— What is expected —
The data below needs to be returned exactly, line for line.

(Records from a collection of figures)
☆ ☆ ☆ ☆ ☆ ☆ ☆

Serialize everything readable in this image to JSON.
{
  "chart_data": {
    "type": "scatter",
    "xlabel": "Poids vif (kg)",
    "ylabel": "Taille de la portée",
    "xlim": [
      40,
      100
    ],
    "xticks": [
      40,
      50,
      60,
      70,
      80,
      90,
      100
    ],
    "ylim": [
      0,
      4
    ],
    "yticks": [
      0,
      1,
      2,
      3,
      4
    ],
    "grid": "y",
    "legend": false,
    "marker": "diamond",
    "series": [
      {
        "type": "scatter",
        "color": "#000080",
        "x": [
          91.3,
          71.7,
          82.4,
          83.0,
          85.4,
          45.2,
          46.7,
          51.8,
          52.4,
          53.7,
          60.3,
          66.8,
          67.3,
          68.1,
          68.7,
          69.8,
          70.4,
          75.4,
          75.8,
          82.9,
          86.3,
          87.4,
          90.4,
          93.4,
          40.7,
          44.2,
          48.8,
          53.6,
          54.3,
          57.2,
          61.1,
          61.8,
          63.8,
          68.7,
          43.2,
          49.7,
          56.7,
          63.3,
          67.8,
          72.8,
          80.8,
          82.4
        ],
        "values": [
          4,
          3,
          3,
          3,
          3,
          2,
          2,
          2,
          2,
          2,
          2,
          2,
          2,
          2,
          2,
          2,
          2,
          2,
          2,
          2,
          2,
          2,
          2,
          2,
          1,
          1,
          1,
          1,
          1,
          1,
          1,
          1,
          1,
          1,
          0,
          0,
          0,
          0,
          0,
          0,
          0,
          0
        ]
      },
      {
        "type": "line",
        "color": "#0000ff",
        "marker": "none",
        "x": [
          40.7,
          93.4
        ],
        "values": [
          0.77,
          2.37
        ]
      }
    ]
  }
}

☆ ☆ ☆ ☆ ☆ ☆ ☆

— Full solution —
Serialize everything readable in this image to JSON.
{
  "chart_data": {
    "type": "scatter",
    "xlabel": "Poids vif (kg)",
    "ylabel": "Taille de la portée",
    "xlim": [
      40,
      100
    ],
    "xticks": [
      40,
      50,
      60,
      70,
      80,
      90,
      100
    ],
    "ylim": [
      0,
      4
    ],
    "yticks": [
      0,
      1,
      2,
      3,
      4
    ],
    "grid": "y",
    "legend": false,
    "marker": "diamond",
    "series": [
      {
        "type": "scatter",
        "color": "#000080",
        "x": [
          91.3,
          71.7,
          82.4,
          83.0,
          85.4,
          45.2,
          46.7,
          51.8,
          52.4,
          53.7,
          60.3,
          66.8,
          67.3,
          68.1,
          68.7,
          69.8,
          70.4,
          75.4,
          75.8,
          82.9,
          86.3,
          87.4,
          90.4,
          93.4,
          40.7,
          44.2,
          48.8,
          53.6,
          54.3,
          57.2,
          61.1,
          61.8,
          63.8,
          68.7,
          43.2,
          49.7,
          56.7,
          63.3,
          67.8,
          72.8,
          80.8,
          82.4
        ],
        "values": [
          4,
          3,
          3,
          3,
          3,
          2,
          2,
          2,
          2,
          2,
          2,
          2,
          2,
          2,
          2,
          2,
          2,
          2,
          2,
          2,
          2,
          2,
          2,
          2,
          1,
          1,
          1,
          1,
          1,
          1,
          1,
          1,
          1,
          1,
          0,
          0,
          0,
          0,
          0,
          0,
          0,
          0
        ]
      },
      {
        "type": "line",
        "color": "#0000ff",
        "marker": "none",
        "x": [
          40.7,
          93.4
        ],
        "values": [
          0.77,
          2.37
        ]
      }
    ]
  }
}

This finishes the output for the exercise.